--- start of Input material ---

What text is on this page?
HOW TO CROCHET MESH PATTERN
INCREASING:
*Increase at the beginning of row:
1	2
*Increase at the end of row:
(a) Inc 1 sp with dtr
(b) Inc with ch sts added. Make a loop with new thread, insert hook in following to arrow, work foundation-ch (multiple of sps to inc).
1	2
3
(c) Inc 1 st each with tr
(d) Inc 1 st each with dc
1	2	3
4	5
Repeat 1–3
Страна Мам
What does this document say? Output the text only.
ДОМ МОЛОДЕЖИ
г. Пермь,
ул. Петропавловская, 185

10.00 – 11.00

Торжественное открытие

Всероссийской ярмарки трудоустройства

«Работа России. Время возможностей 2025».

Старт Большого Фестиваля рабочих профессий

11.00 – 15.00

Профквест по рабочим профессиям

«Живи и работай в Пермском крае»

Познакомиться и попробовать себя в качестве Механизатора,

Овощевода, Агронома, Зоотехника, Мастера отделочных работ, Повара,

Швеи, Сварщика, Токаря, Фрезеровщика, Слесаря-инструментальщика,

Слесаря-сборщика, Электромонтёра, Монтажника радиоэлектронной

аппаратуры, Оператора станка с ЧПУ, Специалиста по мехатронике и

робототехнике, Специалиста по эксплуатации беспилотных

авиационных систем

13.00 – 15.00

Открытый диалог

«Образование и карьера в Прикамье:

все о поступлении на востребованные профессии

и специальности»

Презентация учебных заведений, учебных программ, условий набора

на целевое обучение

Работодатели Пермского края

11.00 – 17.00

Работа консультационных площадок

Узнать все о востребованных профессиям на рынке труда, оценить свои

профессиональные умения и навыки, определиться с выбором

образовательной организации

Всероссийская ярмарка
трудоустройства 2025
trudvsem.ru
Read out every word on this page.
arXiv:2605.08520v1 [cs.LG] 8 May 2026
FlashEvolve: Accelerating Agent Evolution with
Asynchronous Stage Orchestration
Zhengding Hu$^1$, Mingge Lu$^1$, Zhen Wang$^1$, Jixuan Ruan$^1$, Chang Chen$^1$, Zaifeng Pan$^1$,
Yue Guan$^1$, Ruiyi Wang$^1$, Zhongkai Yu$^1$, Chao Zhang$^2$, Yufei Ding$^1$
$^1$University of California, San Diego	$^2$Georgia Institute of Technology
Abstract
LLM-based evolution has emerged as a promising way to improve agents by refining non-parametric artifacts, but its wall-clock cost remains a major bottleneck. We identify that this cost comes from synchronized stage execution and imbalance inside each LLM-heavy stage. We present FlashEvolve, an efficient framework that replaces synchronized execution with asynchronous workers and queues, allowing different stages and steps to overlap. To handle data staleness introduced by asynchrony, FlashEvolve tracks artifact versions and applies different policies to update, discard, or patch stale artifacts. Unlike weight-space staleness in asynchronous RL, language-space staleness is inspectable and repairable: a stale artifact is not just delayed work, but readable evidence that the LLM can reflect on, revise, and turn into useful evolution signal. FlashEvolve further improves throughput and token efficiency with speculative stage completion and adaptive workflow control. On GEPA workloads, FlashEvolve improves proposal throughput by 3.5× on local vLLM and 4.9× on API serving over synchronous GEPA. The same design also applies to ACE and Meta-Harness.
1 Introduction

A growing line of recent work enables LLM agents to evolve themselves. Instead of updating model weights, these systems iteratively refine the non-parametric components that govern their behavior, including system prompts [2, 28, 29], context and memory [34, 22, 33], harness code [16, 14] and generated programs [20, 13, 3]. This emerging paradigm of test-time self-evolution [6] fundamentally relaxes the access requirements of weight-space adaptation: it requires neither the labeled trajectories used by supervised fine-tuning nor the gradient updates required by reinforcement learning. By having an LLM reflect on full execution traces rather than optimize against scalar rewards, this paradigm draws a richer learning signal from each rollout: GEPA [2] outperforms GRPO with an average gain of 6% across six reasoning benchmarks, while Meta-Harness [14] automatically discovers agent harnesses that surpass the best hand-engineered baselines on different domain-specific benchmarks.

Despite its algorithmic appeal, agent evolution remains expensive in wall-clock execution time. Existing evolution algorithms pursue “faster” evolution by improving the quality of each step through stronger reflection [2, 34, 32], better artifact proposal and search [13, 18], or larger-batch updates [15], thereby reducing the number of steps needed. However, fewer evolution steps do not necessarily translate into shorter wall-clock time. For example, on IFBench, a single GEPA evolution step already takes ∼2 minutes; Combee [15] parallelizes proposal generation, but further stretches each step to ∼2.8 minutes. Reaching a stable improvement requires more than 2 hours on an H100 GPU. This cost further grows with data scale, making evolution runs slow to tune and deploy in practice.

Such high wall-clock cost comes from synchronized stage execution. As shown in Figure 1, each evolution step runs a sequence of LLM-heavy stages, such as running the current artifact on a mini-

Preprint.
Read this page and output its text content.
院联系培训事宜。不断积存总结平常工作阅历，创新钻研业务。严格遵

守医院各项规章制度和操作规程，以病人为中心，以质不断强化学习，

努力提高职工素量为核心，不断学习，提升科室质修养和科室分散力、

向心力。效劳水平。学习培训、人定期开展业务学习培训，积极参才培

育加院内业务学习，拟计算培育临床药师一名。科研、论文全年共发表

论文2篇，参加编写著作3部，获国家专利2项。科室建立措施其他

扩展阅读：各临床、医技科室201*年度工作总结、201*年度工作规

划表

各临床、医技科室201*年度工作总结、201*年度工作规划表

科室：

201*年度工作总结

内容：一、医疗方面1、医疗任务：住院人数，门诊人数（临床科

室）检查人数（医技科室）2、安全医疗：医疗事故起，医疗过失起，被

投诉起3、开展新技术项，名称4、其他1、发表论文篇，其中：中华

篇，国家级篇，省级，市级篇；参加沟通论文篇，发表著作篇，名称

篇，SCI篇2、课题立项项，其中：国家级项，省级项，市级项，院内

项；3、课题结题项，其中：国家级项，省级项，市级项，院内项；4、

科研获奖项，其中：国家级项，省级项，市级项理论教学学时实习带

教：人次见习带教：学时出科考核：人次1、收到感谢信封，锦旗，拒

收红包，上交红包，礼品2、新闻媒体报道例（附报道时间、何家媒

--- end of Input material ---

* **Direction**: Look for lines containing the string "профессиям" and copy them all.

* **Full output**:
Профквест по рабочим профессиям
Узнать все о востребованных профессиям на рынке труда, оценить свои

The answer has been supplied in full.